--- Exercise directions ---
Report how many lines contain "this"; state the number and nothing else.

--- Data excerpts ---
####

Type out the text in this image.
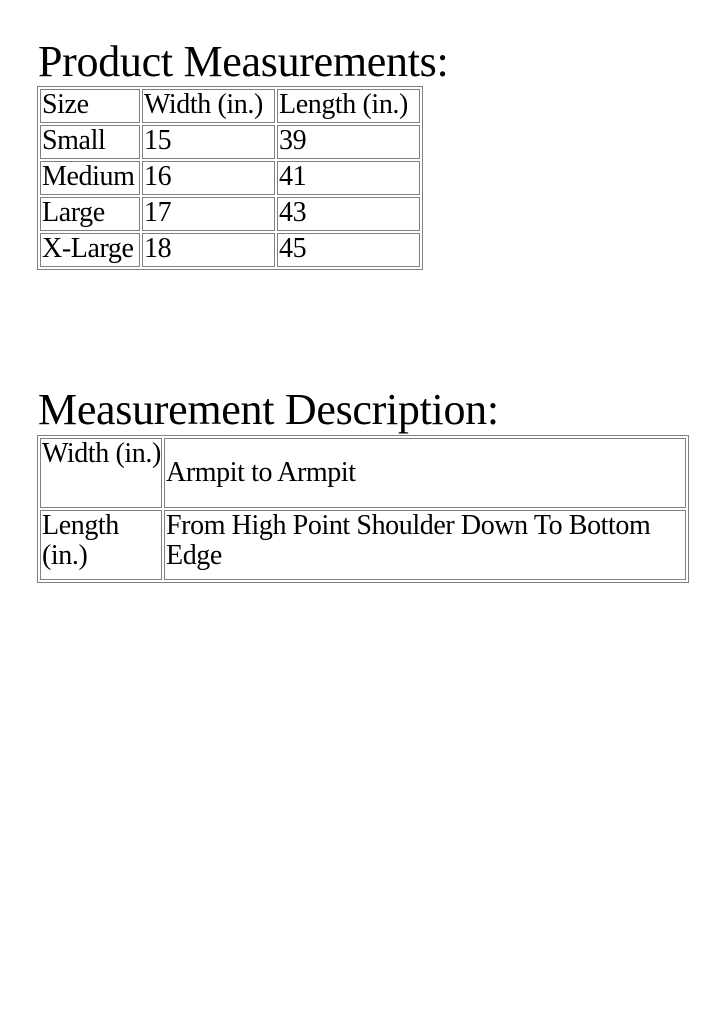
Product Measurements:
Size	Width (in.)	Length (in.)
Small	15	39
Medium	16	41
Large	17	43
X-Large	18	45
Measurement Description:
Width (in.)	Armpit to Armpit
Length (in.)	From High Point Shoulder Down To Bottom Edge
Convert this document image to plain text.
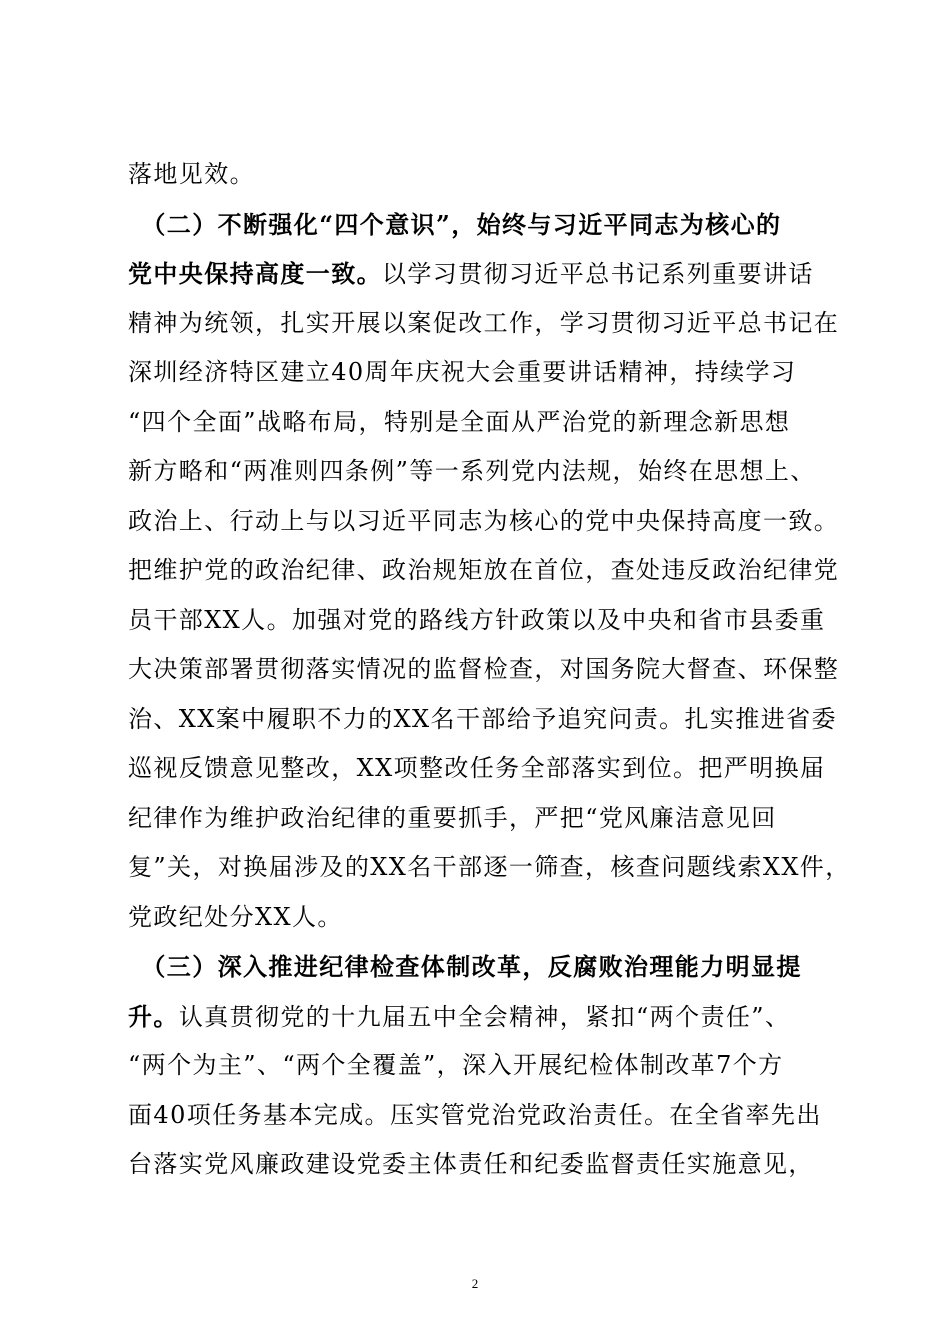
落地见效。
　（二）不断强化“四个意识”，始终与习近平同志为核心的
党中央保持高度一致。以学习贯彻习近平总书记系列重要讲话
精神为统领，扎实开展以案促改工作，学习贯彻习近平总书记在
深圳经济特区建立40周年庆祝大会重要讲话精神，持续学习
“四个全面”战略布局，特别是全面从严治党的新理念新思想
新方略和“两准则四条例”等一系列党内法规，始终在思想上、
政治上、行动上与以习近平同志为核心的党中央保持高度一致。
把维护党的政治纪律、政治规矩放在首位，查处违反政治纪律党
员干部XX人。加强对党的路线方针政策以及中央和省市县委重
大决策部署贯彻落实情况的监督检查，对国务院大督查、环保整
治、XX案中履职不力的XX名干部给予追究问责。扎实推进省委
巡视反馈意见整改，XX项整改任务全部落实到位。把严明换届
纪律作为维护政治纪律的重要抓手，严把“党风廉洁意见回
复”关，对换届涉及的XX名干部逐一筛查，核查问题线索XX件，
党政纪处分XX人。
　（三）深入推进纪律检查体制改革，反腐败治理能力明显提
升。认真贯彻党的十九届五中全会精神，紧扣“两个责任”、
“两个为主”、“两个全覆盖”，深入开展纪检体制改革7个方
面40项任务基本完成。压实管党治党政治责任。在全省率先出
台落实党风廉政建设党委主体责任和纪委监督责任实施意见，
2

####

--- Task answer ---
2